**GIVEN INSTRUCTION**
Below are records; work out how many of their lines contain "page" and give only that number.

(Saved data entries)
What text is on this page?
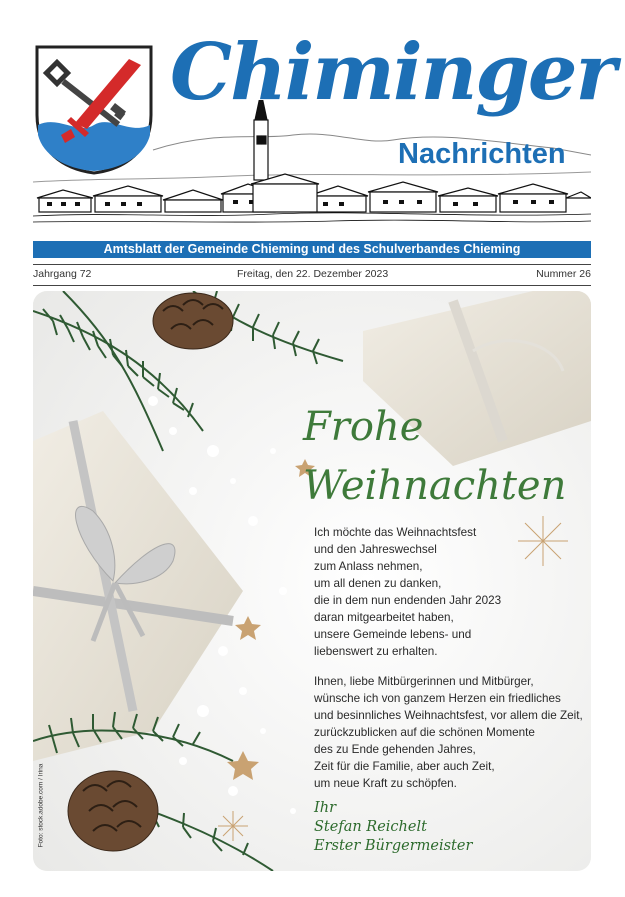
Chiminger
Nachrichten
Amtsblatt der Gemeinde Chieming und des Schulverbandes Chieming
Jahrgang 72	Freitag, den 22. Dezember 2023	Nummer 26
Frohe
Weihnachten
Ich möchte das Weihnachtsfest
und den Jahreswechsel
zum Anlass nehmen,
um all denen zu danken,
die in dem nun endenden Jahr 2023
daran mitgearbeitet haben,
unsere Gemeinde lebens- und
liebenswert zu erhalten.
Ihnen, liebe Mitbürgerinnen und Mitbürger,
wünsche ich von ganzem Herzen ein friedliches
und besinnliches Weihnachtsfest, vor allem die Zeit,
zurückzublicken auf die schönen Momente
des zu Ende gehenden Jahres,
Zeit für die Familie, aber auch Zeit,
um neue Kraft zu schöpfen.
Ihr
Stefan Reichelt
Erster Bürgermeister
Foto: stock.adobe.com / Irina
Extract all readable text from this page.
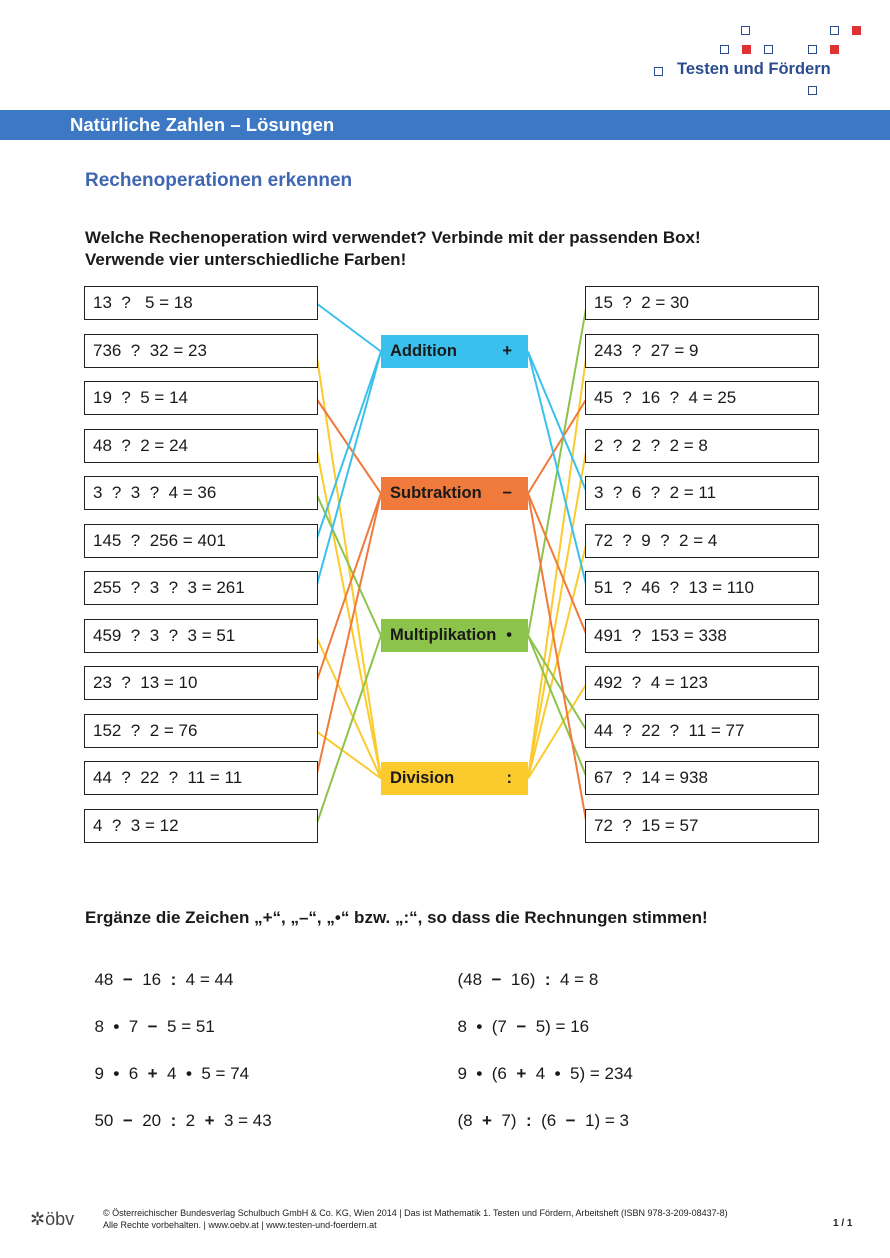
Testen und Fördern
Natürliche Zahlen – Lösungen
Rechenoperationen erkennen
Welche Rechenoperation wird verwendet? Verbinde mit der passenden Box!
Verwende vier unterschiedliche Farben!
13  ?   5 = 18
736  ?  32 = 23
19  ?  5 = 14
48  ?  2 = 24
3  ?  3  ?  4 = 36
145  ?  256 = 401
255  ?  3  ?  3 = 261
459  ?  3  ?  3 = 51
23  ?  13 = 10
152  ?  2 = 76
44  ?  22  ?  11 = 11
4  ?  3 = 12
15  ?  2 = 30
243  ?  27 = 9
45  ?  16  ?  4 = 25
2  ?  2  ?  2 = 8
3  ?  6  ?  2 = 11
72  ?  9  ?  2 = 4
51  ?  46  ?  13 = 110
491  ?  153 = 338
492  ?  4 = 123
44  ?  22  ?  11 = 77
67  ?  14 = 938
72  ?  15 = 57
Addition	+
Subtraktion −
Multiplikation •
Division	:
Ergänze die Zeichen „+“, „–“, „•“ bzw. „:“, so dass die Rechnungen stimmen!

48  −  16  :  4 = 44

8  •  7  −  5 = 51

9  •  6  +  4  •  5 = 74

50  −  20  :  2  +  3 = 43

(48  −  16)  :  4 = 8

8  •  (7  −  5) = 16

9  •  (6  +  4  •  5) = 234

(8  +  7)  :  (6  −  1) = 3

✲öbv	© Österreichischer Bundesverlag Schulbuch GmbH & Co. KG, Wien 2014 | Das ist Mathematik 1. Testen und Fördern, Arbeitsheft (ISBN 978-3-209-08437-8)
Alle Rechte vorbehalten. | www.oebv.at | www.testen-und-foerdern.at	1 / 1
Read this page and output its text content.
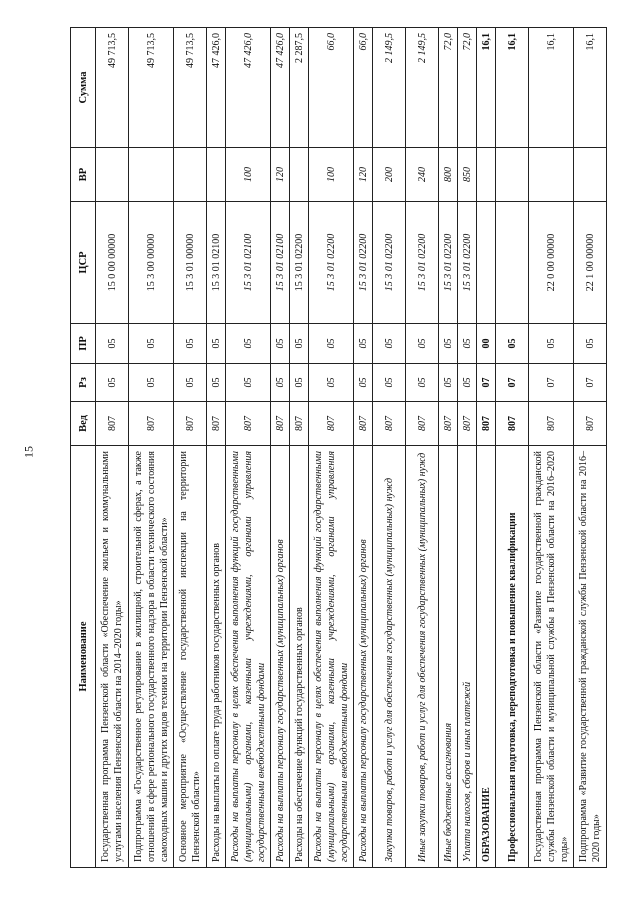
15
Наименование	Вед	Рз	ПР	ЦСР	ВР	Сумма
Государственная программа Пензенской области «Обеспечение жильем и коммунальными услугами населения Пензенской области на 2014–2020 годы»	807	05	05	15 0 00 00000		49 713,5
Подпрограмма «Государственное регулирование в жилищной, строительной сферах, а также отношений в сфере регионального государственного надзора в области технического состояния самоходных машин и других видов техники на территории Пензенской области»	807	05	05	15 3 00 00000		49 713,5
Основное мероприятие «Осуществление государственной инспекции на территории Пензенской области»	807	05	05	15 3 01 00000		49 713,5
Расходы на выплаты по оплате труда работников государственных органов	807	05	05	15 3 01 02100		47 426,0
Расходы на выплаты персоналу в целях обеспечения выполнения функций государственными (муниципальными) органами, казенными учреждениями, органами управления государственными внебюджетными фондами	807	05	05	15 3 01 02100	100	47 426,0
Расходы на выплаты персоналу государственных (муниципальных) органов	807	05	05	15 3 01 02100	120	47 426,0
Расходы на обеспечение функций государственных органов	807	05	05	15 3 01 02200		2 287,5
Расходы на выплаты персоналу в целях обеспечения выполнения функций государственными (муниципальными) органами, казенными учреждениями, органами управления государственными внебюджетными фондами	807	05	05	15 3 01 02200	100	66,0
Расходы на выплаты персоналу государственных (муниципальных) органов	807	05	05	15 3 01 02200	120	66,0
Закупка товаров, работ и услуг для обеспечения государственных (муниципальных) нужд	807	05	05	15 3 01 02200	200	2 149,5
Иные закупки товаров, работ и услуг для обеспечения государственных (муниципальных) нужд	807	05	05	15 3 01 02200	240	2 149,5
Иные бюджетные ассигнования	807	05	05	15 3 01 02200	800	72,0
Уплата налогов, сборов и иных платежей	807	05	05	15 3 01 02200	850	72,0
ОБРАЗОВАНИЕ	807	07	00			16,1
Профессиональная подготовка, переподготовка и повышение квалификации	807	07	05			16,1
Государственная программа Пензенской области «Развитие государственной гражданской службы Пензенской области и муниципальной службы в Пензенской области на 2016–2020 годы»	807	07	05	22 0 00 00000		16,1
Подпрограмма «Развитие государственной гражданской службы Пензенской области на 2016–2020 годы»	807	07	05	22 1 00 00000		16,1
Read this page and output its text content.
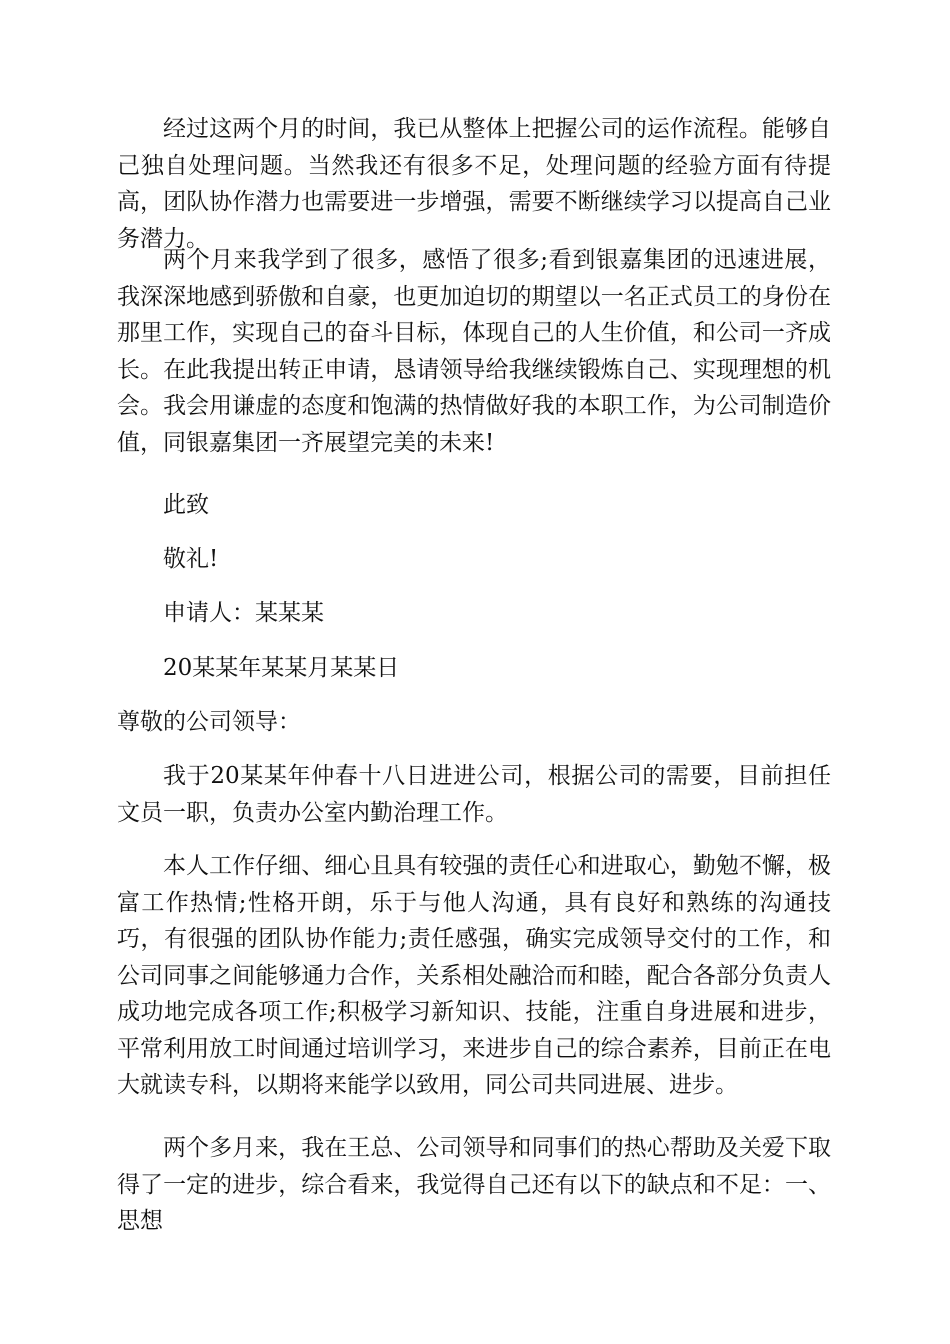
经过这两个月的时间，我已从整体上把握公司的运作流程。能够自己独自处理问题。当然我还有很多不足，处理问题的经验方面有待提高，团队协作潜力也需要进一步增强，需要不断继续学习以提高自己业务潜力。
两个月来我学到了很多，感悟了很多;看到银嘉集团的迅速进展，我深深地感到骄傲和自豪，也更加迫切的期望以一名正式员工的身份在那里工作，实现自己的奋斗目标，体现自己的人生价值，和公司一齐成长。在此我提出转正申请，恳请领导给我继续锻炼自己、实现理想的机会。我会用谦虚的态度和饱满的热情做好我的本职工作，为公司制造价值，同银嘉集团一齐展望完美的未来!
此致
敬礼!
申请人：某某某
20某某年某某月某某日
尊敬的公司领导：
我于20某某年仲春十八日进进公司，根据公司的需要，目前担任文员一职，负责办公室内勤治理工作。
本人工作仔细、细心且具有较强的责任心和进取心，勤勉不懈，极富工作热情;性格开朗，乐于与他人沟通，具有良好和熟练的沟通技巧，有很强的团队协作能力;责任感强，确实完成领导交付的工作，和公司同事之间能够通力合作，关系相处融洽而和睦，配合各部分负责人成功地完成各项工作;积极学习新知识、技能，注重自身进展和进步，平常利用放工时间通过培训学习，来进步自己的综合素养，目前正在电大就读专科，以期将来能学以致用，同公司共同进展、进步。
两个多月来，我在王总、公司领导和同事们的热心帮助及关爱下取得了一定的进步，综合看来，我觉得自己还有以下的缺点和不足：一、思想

**SOLUTION TO THIS EXERCISE**
4